**TASK TO COMPLETE:** Wherever the word "effective" appears in a line, extract that line.

**DATA FOR THIS TASK:**
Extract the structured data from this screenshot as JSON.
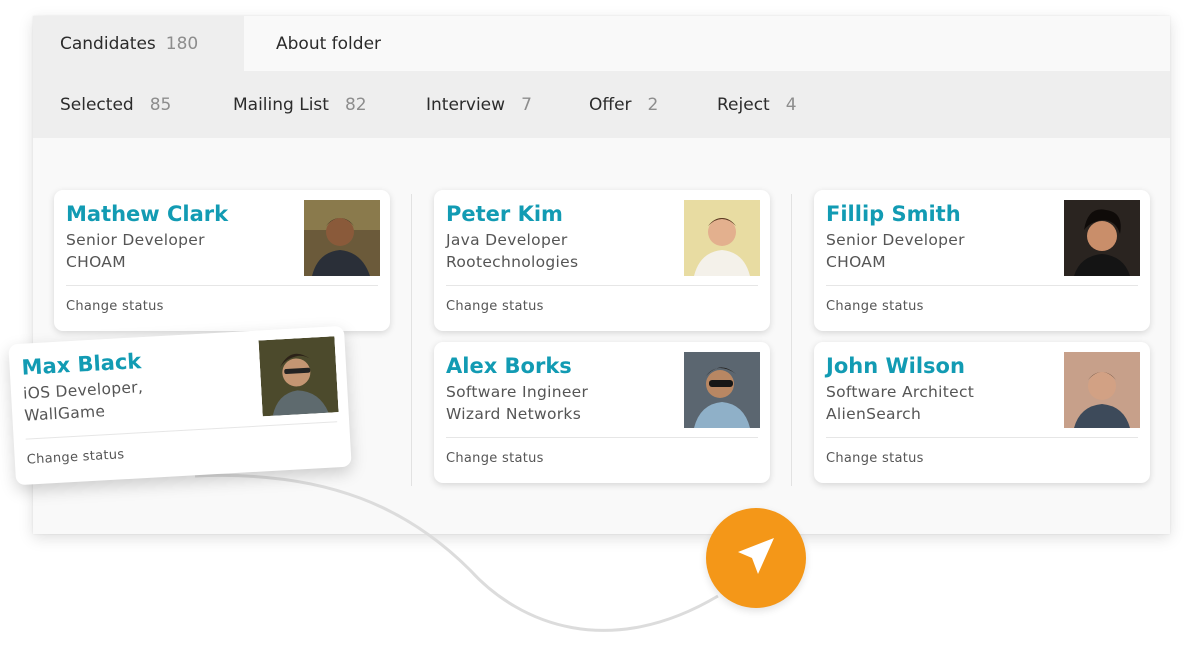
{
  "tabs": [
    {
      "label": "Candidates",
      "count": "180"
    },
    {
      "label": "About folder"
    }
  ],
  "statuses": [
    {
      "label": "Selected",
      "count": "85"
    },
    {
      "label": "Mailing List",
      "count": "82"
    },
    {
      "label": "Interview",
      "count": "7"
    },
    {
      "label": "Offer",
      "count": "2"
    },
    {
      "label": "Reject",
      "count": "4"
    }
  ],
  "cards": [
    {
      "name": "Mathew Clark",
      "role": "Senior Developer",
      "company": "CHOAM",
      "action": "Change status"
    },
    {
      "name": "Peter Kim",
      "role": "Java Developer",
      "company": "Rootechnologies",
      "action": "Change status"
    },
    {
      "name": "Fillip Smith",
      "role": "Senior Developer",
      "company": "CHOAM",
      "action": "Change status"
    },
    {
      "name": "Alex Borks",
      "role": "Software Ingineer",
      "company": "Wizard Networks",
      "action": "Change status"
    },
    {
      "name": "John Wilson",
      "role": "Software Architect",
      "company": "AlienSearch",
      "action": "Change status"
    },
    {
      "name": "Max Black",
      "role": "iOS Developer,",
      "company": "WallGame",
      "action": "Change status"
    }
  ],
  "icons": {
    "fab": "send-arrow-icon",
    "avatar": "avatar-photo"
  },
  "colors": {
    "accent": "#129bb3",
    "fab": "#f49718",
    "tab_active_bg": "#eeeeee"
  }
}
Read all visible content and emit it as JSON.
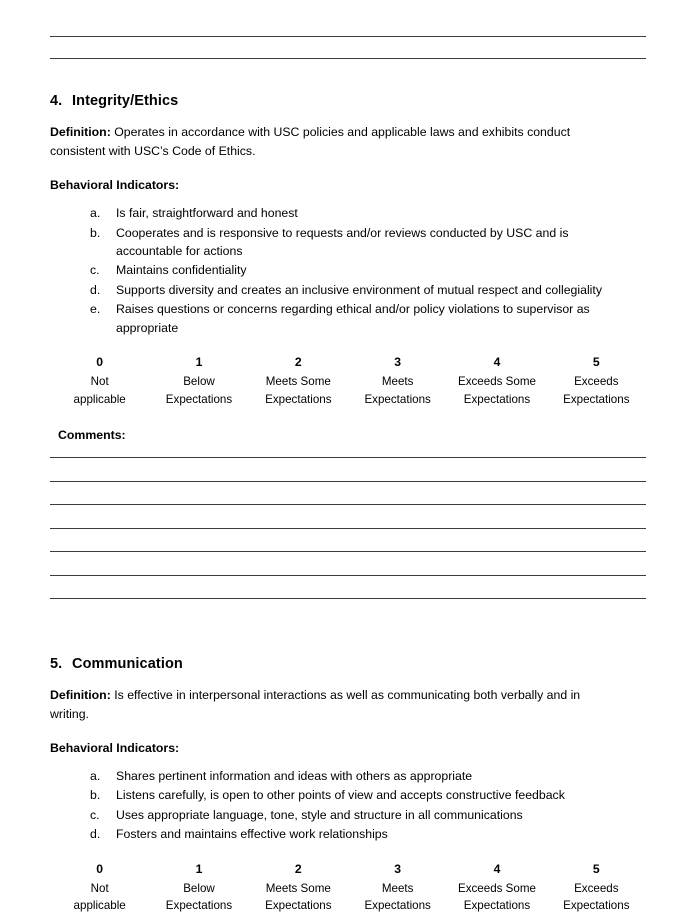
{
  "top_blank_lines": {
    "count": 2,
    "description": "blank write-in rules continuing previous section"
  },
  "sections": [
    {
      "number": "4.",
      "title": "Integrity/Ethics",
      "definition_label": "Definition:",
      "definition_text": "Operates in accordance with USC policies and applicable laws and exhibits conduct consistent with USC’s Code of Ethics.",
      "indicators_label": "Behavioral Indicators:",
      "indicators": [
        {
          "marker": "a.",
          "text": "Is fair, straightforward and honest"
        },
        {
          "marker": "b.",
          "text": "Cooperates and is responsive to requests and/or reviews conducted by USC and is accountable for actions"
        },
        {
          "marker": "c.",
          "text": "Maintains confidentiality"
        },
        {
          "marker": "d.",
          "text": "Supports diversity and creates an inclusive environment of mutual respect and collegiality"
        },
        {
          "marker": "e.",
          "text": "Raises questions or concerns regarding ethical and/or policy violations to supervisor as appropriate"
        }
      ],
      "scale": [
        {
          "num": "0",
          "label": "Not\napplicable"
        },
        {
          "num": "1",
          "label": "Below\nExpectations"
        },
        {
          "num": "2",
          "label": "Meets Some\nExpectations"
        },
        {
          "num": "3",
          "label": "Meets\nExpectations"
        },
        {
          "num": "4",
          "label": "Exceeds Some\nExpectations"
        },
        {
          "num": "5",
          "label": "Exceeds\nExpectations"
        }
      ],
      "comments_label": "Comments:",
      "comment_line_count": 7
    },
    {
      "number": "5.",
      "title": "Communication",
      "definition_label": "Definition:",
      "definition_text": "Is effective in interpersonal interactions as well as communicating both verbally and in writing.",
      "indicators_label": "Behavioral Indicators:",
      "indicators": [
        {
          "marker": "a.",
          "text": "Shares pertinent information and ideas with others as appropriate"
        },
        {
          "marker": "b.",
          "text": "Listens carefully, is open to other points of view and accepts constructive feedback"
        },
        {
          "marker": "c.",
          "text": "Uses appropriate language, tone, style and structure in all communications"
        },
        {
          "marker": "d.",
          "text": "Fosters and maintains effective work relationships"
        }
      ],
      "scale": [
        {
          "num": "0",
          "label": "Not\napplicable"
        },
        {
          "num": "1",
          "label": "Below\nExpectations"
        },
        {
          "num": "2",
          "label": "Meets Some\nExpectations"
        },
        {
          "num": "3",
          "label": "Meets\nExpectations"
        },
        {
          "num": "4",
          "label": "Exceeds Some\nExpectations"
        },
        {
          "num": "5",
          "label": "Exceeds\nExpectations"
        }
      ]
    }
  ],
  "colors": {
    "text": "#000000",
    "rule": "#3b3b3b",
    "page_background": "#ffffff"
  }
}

**FULL RESPONSE:**
      "definition_text": "Is effective in interpersonal interactions as well as communicating both verbally and in writing.",
          "text": "Fosters and maintains effective work relationships"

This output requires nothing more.